SET PROBLEM
Records follow. Copy every line with "literature".

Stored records
============

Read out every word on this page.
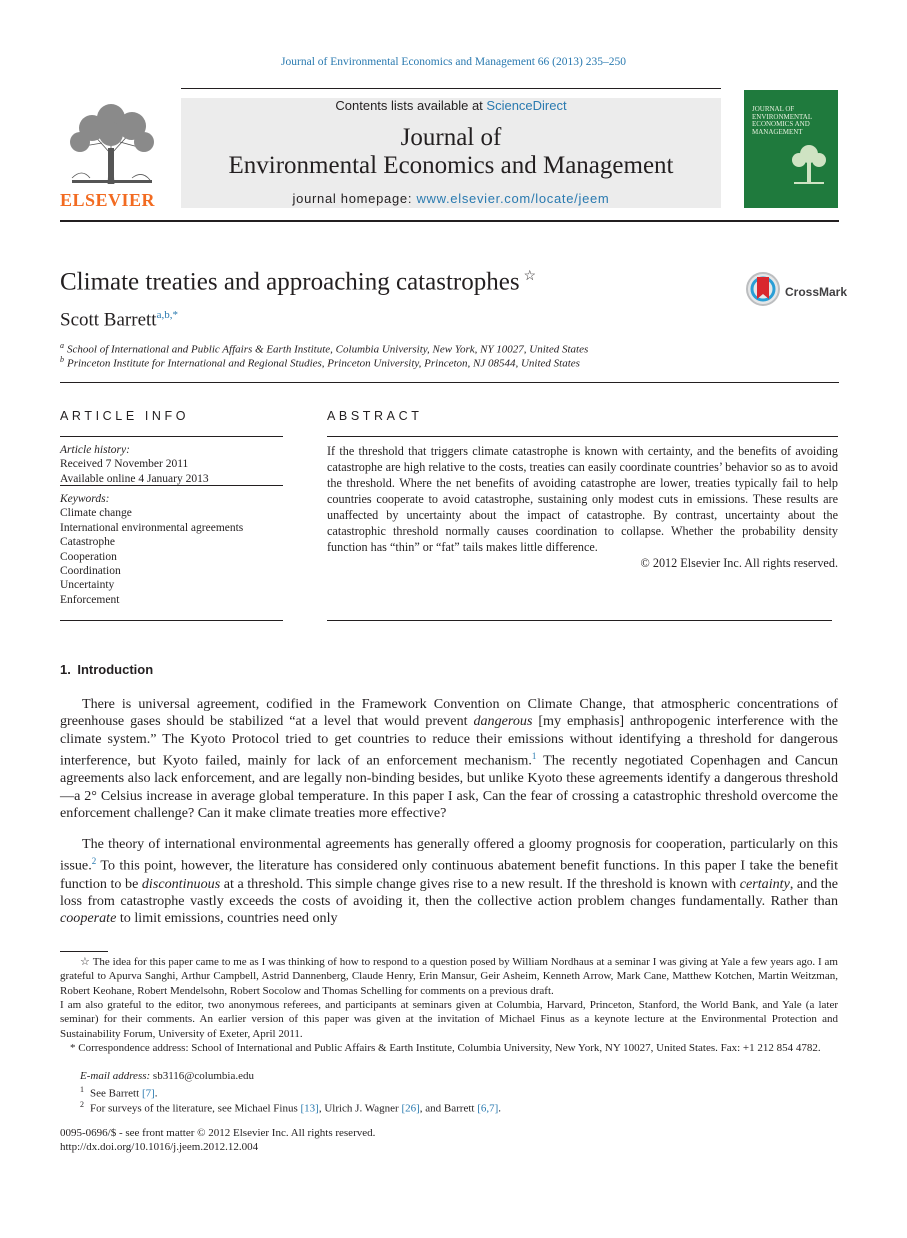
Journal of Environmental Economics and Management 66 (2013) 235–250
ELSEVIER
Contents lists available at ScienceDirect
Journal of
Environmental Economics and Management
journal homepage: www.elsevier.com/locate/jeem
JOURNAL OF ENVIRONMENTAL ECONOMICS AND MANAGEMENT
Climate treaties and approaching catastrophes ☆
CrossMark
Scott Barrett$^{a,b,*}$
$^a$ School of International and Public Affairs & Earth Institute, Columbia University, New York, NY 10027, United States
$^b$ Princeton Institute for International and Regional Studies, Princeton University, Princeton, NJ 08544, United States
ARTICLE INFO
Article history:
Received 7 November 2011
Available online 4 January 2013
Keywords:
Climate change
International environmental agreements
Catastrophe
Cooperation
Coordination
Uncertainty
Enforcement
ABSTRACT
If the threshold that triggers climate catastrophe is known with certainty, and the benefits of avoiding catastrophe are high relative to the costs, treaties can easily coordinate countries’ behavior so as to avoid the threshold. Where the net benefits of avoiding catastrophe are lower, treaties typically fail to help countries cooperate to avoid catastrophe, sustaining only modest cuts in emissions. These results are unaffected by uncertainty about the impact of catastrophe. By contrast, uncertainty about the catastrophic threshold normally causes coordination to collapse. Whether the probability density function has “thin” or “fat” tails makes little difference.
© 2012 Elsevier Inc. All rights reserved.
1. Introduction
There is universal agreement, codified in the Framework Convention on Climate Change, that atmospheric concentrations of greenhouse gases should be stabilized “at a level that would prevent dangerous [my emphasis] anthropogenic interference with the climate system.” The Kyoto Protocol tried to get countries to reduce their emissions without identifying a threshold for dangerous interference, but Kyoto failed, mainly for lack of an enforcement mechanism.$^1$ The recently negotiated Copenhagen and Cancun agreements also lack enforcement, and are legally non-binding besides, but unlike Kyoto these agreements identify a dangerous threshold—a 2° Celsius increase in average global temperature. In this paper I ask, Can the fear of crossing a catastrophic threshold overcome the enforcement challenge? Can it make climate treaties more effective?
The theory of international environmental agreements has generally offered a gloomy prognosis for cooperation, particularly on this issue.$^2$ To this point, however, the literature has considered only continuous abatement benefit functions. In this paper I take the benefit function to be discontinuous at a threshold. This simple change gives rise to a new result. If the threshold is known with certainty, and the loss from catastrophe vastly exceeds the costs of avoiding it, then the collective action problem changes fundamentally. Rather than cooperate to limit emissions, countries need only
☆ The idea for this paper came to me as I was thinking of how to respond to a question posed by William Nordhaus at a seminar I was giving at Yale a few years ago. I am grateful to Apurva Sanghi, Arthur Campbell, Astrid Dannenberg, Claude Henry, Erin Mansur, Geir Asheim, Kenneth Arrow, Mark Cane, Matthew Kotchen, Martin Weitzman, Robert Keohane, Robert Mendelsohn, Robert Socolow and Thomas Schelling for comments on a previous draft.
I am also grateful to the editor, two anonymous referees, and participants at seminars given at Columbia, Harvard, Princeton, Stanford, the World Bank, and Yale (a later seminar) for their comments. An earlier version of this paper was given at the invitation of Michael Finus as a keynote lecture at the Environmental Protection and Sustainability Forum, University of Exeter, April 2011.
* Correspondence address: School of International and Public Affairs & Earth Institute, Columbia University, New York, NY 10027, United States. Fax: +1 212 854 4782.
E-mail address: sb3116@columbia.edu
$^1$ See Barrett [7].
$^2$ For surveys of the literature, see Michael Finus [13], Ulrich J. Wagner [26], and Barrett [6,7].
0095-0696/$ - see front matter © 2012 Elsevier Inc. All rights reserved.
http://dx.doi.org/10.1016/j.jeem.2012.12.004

============

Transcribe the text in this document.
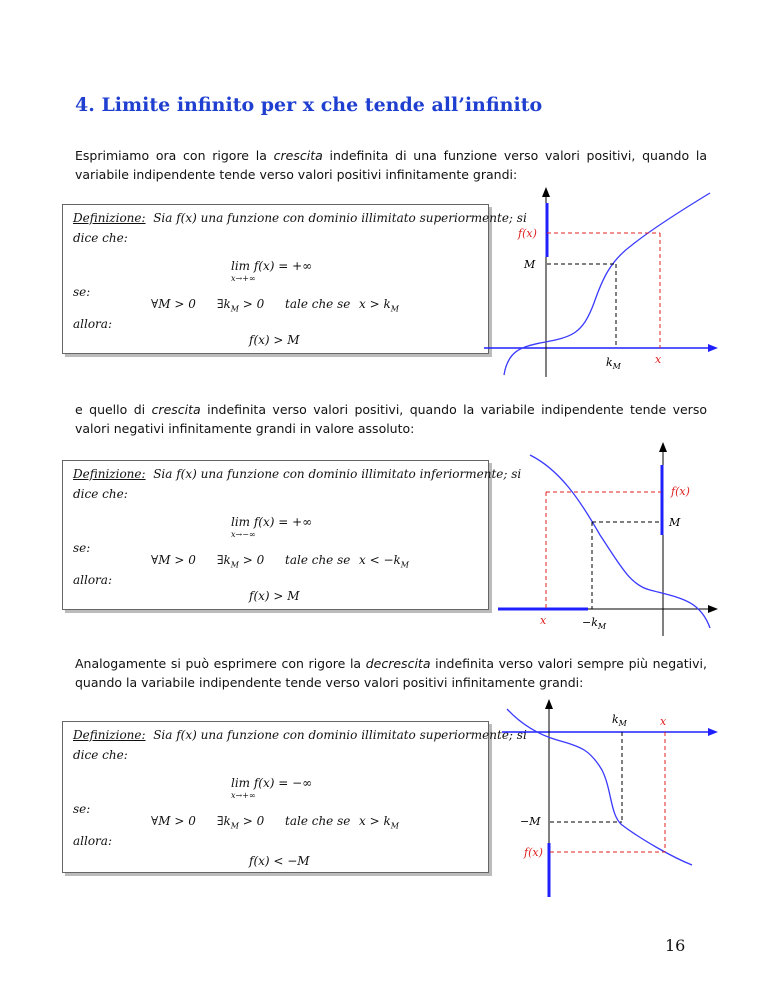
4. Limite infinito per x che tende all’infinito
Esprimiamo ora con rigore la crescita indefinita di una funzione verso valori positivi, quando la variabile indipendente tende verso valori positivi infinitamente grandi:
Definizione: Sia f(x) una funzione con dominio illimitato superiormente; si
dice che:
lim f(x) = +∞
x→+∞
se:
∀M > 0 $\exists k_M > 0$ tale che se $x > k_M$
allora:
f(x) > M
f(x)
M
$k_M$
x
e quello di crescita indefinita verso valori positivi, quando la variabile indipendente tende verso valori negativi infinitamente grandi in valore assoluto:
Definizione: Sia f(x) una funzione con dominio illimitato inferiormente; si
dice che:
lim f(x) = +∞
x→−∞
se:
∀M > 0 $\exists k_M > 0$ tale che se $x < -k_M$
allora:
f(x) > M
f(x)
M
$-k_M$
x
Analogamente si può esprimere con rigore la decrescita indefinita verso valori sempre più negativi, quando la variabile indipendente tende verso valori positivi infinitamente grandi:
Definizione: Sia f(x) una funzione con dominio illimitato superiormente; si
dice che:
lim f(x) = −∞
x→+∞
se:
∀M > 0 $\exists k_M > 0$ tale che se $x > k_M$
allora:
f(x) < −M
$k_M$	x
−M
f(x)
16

============

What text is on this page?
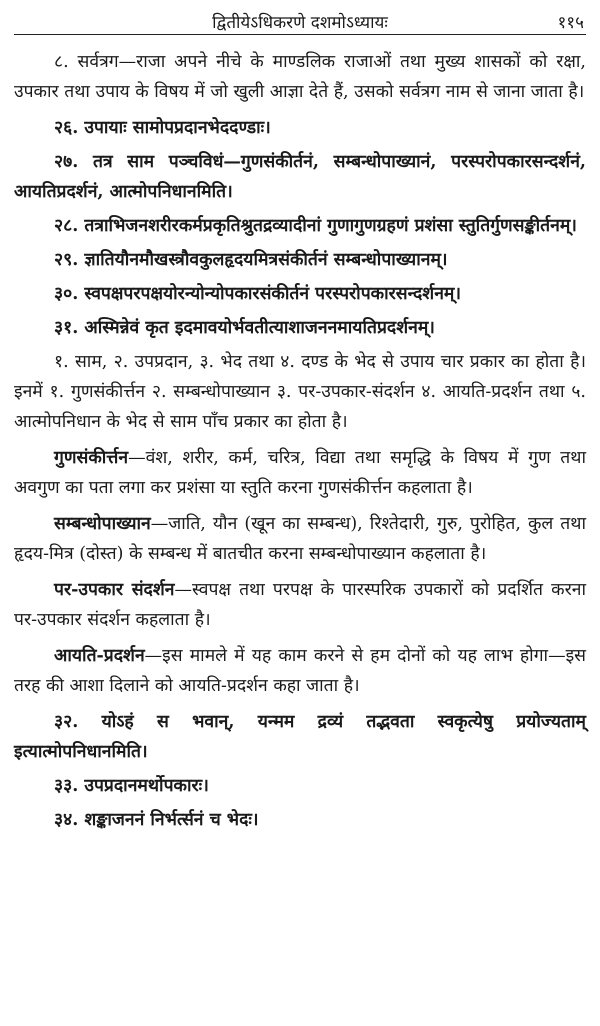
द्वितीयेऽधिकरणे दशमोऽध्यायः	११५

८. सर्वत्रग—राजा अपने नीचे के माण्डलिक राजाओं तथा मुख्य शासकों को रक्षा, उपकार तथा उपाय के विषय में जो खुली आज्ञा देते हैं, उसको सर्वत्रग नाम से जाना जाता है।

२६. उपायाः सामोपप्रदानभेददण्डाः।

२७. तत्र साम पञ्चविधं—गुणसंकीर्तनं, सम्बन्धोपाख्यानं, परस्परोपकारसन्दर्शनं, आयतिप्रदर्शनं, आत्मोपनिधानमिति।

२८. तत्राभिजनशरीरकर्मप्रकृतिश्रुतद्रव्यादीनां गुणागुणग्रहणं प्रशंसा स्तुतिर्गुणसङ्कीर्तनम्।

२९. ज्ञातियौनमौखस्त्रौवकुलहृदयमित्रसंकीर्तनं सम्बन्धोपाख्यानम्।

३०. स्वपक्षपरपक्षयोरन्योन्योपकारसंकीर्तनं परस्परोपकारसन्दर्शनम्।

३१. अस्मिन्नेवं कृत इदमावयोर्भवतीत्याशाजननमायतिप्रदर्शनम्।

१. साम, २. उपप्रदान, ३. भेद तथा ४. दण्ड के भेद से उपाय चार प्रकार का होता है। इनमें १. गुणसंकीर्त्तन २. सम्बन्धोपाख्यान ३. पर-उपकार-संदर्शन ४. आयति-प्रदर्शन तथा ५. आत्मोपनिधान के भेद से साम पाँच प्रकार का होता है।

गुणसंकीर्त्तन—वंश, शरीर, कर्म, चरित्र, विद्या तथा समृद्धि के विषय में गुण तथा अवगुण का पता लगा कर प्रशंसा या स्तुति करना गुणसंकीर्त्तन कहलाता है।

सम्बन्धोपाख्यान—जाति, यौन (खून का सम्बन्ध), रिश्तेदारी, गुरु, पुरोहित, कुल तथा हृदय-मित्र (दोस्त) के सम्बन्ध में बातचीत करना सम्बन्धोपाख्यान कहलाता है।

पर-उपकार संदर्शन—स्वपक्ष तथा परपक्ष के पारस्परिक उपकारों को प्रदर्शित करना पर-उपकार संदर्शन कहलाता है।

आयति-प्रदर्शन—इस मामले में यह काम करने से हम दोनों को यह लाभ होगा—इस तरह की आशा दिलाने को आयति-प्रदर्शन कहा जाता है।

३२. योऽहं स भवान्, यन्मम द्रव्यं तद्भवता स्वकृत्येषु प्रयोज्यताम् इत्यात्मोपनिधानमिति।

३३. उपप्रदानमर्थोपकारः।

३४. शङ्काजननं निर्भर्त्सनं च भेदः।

============

WRITTEN RESPONSE
The theory of international environmental agreements has generally offered a gloomy prognosis for cooperation, particularly on this issue.$^2$ To this point, however, the literature has considered only continuous abatement benefit functions. In this paper I take the benefit function to be discontinuous at a threshold. This simple change gives rise to a new result. If the threshold is known with certainty, and the loss from catastrophe vastly exceeds the costs of avoiding it, then the collective action problem changes fundamentally. Rather than cooperate to limit emissions, countries need only
$^2$ For surveys of the literature, see Michael Finus [13], Ulrich J. Wagner [26], and Barrett [6,7].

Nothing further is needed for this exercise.